# AVAILABLE DATA
[START]

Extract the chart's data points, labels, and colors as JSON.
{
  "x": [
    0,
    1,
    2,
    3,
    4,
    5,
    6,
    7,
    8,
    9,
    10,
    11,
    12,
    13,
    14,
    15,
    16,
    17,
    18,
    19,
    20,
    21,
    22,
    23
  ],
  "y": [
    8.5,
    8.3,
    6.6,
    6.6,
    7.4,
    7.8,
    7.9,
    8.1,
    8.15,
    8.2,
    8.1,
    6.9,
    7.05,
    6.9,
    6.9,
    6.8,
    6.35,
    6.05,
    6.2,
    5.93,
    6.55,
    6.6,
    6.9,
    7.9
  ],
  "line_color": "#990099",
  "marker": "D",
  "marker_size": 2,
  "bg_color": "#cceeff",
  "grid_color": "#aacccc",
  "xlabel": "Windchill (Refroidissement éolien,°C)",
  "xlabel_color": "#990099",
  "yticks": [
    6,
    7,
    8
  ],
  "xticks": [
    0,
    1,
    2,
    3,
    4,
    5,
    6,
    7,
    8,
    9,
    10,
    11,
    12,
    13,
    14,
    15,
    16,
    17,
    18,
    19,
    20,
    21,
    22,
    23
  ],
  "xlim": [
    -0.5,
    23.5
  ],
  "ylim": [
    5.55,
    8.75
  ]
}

[END]
[START]

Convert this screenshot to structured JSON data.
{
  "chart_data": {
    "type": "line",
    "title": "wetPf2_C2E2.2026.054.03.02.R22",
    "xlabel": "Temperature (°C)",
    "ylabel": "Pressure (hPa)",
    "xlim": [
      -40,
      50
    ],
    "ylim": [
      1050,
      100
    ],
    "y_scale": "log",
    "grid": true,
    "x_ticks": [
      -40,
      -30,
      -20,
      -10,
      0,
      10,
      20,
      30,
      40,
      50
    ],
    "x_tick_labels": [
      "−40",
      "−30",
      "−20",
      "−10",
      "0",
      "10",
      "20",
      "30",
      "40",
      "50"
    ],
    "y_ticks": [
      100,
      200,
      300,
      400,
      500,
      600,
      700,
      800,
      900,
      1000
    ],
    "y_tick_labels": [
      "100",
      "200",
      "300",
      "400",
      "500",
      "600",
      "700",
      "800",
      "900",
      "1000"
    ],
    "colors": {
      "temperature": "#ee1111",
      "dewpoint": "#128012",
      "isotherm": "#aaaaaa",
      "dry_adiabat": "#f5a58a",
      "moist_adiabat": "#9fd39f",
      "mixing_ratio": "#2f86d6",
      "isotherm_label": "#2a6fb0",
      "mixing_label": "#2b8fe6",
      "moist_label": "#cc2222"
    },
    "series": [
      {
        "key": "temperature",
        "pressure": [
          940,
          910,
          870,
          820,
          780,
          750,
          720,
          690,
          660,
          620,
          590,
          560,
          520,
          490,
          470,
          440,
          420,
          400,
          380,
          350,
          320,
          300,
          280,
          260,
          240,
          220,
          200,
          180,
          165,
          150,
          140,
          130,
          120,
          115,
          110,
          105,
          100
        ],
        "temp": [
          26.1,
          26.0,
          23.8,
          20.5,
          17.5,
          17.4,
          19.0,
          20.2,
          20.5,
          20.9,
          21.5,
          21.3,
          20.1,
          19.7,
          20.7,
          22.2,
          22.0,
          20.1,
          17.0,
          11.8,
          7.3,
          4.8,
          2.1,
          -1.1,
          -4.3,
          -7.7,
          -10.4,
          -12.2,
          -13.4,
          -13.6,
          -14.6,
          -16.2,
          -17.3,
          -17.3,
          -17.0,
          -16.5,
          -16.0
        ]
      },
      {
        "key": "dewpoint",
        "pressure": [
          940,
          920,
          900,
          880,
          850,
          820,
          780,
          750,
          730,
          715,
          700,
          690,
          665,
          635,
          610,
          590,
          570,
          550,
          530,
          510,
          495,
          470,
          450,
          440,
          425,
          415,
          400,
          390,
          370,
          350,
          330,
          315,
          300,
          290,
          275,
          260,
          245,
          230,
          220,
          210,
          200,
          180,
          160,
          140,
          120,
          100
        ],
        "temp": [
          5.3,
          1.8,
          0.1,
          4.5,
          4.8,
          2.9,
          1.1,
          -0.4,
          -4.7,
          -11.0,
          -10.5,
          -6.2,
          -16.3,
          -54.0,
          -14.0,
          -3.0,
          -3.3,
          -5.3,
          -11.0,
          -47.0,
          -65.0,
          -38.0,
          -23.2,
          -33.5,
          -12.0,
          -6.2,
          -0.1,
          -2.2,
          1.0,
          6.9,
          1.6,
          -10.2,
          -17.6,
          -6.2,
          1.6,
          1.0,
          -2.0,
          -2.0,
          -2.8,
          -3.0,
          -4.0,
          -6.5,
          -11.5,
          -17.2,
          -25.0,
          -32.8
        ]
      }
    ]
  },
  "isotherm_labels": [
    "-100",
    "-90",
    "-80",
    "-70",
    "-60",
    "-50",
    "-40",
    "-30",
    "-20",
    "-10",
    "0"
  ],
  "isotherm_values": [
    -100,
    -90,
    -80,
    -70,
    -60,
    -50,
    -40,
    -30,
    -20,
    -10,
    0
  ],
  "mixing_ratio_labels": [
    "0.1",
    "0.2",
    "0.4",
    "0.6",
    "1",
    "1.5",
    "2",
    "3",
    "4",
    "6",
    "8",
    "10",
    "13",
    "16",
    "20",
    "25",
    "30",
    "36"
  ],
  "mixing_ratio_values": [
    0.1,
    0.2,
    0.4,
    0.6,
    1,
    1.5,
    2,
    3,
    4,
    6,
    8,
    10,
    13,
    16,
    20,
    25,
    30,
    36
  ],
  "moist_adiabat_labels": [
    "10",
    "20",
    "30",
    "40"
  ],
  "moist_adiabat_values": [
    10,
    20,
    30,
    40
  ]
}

[END]

# REQUIREMENTS
Extract, from the listing above, every line where the string "colors" occurs.

# SOLUTION TO THIS EXERCISE
Extract the chart's data points, labels, and colors as JSON.
    "colors": {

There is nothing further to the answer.